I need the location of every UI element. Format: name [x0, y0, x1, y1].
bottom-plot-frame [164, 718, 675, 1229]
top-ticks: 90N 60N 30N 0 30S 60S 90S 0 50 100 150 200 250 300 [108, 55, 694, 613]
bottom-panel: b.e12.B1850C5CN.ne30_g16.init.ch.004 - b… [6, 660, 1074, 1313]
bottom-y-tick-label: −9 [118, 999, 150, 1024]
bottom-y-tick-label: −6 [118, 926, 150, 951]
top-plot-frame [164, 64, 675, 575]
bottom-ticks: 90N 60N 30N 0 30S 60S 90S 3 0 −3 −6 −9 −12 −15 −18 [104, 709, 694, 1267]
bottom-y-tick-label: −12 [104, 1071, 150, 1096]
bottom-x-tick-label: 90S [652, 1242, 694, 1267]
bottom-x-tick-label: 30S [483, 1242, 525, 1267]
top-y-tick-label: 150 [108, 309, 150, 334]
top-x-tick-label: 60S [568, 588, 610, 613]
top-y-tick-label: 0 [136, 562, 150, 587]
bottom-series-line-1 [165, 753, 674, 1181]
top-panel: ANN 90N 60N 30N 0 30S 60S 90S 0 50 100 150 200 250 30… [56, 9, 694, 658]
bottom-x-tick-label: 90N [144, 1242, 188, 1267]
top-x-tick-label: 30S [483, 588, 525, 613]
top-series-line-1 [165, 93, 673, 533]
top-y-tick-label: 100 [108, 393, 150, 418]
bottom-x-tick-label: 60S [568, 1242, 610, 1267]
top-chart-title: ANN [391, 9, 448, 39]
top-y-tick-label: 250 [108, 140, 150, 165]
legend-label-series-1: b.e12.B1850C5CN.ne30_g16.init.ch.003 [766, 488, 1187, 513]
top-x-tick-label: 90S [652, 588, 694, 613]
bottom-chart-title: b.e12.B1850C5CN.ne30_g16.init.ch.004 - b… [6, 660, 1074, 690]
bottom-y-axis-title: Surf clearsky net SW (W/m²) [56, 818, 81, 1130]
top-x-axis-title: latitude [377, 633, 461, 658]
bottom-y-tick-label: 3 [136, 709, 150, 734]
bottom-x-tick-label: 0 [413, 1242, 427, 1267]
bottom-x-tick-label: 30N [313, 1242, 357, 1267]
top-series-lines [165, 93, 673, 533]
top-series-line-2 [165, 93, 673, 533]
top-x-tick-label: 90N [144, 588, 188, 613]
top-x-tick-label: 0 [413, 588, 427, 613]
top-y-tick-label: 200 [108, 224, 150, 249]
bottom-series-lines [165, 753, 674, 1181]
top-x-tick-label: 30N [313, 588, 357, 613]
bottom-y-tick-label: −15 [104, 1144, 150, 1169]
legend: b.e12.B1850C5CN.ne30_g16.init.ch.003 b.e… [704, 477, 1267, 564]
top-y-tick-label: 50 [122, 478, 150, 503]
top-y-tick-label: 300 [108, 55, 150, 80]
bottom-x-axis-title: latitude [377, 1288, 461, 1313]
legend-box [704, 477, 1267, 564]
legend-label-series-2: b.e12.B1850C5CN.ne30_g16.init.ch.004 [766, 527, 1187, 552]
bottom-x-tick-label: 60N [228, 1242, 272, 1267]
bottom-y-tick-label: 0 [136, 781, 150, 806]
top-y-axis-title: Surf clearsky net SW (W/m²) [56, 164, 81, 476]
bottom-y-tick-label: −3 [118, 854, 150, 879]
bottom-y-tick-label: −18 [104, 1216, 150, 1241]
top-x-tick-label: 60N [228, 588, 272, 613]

:: WHAT YOU WILL DO ::
Replace "Surf clearsky net SW" with "Surface clear-sky net shortwave" wherever it occurs in the entries above, and give all the lines again with everything else unchanged.

:: OUTPUT OF THE EXERCISE ::
I need the location of every UI element. Format: name [x0, y0, x1, y1].
bottom-plot-frame [164, 718, 675, 1229]
top-ticks: 90N 60N 30N 0 30S 60S 90S 0 50 100 150 200 250 300 [108, 55, 694, 613]
bottom-panel: b.e12.B1850C5CN.ne30_g16.init.ch.004 - b… [6, 660, 1074, 1313]
bottom-y-tick-label: −9 [118, 999, 150, 1024]
bottom-y-tick-label: −6 [118, 926, 150, 951]
top-plot-frame [164, 64, 675, 575]
bottom-ticks: 90N 60N 30N 0 30S 60S 90S 3 0 −3 −6 −9 −12 −15 −18 [104, 709, 694, 1267]
bottom-y-tick-label: −12 [104, 1071, 150, 1096]
bottom-x-tick-label: 90S [652, 1242, 694, 1267]
bottom-x-tick-label: 30S [483, 1242, 525, 1267]
top-y-tick-label: 150 [108, 309, 150, 334]
top-x-tick-label: 60S [568, 588, 610, 613]
top-y-tick-label: 0 [136, 562, 150, 587]
bottom-series-line-1 [165, 753, 674, 1181]
top-panel: ANN 90N 60N 30N 0 30S 60S 90S 0 50 100 150 200 250 30… [56, 9, 694, 658]
bottom-x-tick-label: 90N [144, 1242, 188, 1267]
top-x-tick-label: 30S [483, 588, 525, 613]
top-series-line-1 [165, 93, 673, 533]
top-y-tick-label: 100 [108, 393, 150, 418]
bottom-x-tick-label: 60S [568, 1242, 610, 1267]
top-chart-title: ANN [391, 9, 448, 39]
top-y-tick-label: 250 [108, 140, 150, 165]
legend-label-series-1: b.e12.B1850C5CN.ne30_g16.init.ch.003 [766, 488, 1187, 513]
top-x-tick-label: 90S [652, 588, 694, 613]
bottom-chart-title: b.e12.B1850C5CN.ne30_g16.init.ch.004 - b… [6, 660, 1074, 690]
bottom-y-axis-title: Surface clear-sky net shortwave (W/m²) [56, 818, 81, 1130]
top-x-axis-title: latitude [377, 633, 461, 658]
bottom-y-tick-label: 3 [136, 709, 150, 734]
bottom-x-tick-label: 0 [413, 1242, 427, 1267]
bottom-x-tick-label: 30N [313, 1242, 357, 1267]
top-series-lines [165, 93, 673, 533]
top-series-line-2 [165, 93, 673, 533]
top-x-tick-label: 90N [144, 588, 188, 613]
top-x-tick-label: 0 [413, 588, 427, 613]
top-y-tick-label: 200 [108, 224, 150, 249]
bottom-series-lines [165, 753, 674, 1181]
top-x-tick-label: 30N [313, 588, 357, 613]
bottom-y-tick-label: −15 [104, 1144, 150, 1169]
legend: b.e12.B1850C5CN.ne30_g16.init.ch.003 b.e… [704, 477, 1267, 564]
top-y-tick-label: 50 [122, 478, 150, 503]
top-y-tick-label: 300 [108, 55, 150, 80]
bottom-x-axis-title: latitude [377, 1288, 461, 1313]
legend-box [704, 477, 1267, 564]
legend-label-series-2: b.e12.B1850C5CN.ne30_g16.init.ch.004 [766, 527, 1187, 552]
bottom-x-tick-label: 60N [228, 1242, 272, 1267]
bottom-y-tick-label: 0 [136, 781, 150, 806]
top-y-axis-title: Surface clear-sky net shortwave (W/m²) [56, 164, 81, 476]
bottom-y-tick-label: −3 [118, 854, 150, 879]
bottom-y-tick-label: −18 [104, 1216, 150, 1241]
top-x-tick-label: 60N [228, 588, 272, 613]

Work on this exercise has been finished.